Task statement:
Output, with no changes, the span of lines that opens with the line containing "Give me a plain-text" and closes with the last line.

Extracted records:
+++

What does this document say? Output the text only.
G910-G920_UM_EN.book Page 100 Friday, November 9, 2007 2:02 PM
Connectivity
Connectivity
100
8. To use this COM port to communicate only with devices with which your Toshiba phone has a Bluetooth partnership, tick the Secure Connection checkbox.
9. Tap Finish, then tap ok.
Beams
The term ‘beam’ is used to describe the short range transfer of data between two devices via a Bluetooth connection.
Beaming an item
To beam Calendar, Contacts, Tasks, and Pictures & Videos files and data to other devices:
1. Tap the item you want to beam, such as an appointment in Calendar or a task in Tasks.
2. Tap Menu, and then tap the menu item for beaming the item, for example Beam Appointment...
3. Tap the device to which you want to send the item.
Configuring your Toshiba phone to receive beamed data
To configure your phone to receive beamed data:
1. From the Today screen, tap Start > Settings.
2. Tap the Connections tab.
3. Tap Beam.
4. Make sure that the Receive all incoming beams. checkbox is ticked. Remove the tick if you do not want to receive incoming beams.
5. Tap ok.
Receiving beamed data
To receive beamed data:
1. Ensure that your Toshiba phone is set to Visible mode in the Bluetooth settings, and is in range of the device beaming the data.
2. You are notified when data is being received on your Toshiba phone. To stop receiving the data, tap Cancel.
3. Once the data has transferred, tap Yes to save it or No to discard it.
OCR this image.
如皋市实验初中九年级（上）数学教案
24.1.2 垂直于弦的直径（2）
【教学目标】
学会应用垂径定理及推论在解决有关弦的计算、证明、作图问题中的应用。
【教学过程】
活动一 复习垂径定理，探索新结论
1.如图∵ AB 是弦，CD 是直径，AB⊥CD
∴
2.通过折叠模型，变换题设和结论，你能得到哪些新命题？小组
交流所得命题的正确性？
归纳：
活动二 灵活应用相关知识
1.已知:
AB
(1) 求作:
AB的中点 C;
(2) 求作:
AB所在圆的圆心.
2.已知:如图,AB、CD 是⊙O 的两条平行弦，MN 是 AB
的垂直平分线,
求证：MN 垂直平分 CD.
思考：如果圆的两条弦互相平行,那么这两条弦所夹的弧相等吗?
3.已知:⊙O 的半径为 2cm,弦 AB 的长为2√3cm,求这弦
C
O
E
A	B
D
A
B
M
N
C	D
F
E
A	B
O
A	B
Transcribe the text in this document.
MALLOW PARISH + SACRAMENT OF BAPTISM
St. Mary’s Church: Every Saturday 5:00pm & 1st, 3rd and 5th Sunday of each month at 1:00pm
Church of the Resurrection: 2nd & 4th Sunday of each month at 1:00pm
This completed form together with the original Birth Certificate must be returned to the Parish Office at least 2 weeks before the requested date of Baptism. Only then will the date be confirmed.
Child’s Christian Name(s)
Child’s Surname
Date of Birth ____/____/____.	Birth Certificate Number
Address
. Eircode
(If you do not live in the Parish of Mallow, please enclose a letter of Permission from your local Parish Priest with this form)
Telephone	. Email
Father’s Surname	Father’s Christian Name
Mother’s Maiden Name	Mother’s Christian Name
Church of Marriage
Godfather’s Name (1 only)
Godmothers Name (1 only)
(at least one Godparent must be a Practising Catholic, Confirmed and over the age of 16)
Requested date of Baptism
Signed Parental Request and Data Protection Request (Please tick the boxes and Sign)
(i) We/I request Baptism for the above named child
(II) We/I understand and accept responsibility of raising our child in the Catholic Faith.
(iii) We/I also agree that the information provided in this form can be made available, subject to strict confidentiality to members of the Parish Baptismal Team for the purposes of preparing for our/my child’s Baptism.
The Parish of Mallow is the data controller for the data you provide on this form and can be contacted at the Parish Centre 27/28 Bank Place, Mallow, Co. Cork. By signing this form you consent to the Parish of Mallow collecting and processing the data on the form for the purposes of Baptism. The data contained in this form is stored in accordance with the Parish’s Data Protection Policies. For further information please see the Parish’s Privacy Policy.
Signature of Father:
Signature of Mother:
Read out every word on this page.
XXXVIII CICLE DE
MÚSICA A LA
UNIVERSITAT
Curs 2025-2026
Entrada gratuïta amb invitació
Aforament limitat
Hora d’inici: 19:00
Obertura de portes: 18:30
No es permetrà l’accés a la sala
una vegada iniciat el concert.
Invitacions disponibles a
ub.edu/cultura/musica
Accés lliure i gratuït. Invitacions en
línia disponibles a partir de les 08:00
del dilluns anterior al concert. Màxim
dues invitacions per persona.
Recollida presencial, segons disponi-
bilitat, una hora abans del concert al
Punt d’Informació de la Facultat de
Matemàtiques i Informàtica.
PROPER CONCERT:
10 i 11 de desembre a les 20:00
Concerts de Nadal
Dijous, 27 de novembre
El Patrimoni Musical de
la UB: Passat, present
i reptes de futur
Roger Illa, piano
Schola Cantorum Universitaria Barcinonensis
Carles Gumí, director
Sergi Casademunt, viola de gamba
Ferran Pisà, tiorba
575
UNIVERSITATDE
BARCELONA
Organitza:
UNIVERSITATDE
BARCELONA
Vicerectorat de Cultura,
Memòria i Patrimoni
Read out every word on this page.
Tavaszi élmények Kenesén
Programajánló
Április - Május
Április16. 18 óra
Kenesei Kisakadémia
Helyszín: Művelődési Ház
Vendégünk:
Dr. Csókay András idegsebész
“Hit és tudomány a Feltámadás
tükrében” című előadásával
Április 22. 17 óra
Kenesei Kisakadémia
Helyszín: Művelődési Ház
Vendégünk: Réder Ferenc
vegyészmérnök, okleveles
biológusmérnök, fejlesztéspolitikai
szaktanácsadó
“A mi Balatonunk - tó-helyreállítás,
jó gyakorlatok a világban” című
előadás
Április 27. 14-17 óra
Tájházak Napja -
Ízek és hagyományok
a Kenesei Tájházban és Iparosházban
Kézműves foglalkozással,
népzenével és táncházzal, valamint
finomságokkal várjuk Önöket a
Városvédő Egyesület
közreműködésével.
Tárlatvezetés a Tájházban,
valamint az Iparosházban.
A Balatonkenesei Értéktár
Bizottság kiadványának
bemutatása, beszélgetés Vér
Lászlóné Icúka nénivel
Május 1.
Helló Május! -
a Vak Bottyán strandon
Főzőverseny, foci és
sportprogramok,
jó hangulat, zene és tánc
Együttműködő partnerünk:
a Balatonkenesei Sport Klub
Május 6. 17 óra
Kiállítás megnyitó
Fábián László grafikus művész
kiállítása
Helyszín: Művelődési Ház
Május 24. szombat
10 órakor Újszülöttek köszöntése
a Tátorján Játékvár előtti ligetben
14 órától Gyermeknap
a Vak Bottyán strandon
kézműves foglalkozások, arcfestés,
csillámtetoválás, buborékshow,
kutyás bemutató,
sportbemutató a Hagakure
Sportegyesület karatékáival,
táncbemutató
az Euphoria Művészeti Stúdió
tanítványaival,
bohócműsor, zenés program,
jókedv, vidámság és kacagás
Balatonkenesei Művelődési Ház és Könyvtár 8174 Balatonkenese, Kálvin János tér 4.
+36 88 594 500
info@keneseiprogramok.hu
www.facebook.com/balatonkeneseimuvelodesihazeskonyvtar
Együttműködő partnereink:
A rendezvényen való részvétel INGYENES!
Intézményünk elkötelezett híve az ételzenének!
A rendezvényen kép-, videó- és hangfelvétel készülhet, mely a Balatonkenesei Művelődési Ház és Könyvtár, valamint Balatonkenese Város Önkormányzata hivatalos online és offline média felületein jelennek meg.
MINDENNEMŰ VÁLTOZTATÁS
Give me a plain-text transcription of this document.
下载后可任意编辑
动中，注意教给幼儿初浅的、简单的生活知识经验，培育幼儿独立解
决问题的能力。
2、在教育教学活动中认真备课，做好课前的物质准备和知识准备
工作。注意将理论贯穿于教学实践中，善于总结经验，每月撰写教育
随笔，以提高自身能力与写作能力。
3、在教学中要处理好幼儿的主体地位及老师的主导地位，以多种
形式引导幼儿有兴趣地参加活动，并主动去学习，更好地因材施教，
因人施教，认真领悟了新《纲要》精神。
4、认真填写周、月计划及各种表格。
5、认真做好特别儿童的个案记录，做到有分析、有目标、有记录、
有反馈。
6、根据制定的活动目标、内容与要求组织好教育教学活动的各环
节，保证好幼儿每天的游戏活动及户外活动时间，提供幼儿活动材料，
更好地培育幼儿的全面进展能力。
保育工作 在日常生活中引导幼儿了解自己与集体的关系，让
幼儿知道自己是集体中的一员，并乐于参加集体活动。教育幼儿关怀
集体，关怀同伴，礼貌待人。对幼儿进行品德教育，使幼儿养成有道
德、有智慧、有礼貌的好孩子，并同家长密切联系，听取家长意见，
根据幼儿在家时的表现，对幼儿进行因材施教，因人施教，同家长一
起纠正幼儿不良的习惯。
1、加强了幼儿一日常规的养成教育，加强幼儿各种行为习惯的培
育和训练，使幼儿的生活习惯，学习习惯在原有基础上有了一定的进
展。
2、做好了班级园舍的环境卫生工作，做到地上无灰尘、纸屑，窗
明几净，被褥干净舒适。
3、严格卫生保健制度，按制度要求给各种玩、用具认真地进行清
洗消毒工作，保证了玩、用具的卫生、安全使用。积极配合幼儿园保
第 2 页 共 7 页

+++

Problem solution:
Give me a plain-text transcription of this document.
下载后可任意编辑
动中，注意教给幼儿初浅的、简单的生活知识经验，培育幼儿独立解
决问题的能力。
2、在教育教学活动中认真备课，做好课前的物质准备和知识准备
工作。注意将理论贯穿于教学实践中，善于总结经验，每月撰写教育
随笔，以提高自身能力与写作能力。
3、在教学中要处理好幼儿的主体地位及老师的主导地位，以多种
形式引导幼儿有兴趣地参加活动，并主动去学习，更好地因材施教，
因人施教，认真领悟了新《纲要》精神。
4、认真填写周、月计划及各种表格。
5、认真做好特别儿童的个案记录，做到有分析、有目标、有记录、
有反馈。
6、根据制定的活动目标、内容与要求组织好教育教学活动的各环
节，保证好幼儿每天的游戏活动及户外活动时间，提供幼儿活动材料，
更好地培育幼儿的全面进展能力。
保育工作 在日常生活中引导幼儿了解自己与集体的关系，让
幼儿知道自己是集体中的一员，并乐于参加集体活动。教育幼儿关怀
集体，关怀同伴，礼貌待人。对幼儿进行品德教育，使幼儿养成有道
德、有智慧、有礼貌的好孩子，并同家长密切联系，听取家长意见，
根据幼儿在家时的表现，对幼儿进行因材施教，因人施教，同家长一
起纠正幼儿不良的习惯。
1、加强了幼儿一日常规的养成教育，加强幼儿各种行为习惯的培
育和训练，使幼儿的生活习惯，学习习惯在原有基础上有了一定的进
展。
2、做好了班级园舍的环境卫生工作，做到地上无灰尘、纸屑，窗
明几净，被褥干净舒适。
3、严格卫生保健制度，按制度要求给各种玩、用具认真地进行清
洗消毒工作，保证了玩、用具的卫生、安全使用。积极配合幼儿园保
第 2 页 共 7 页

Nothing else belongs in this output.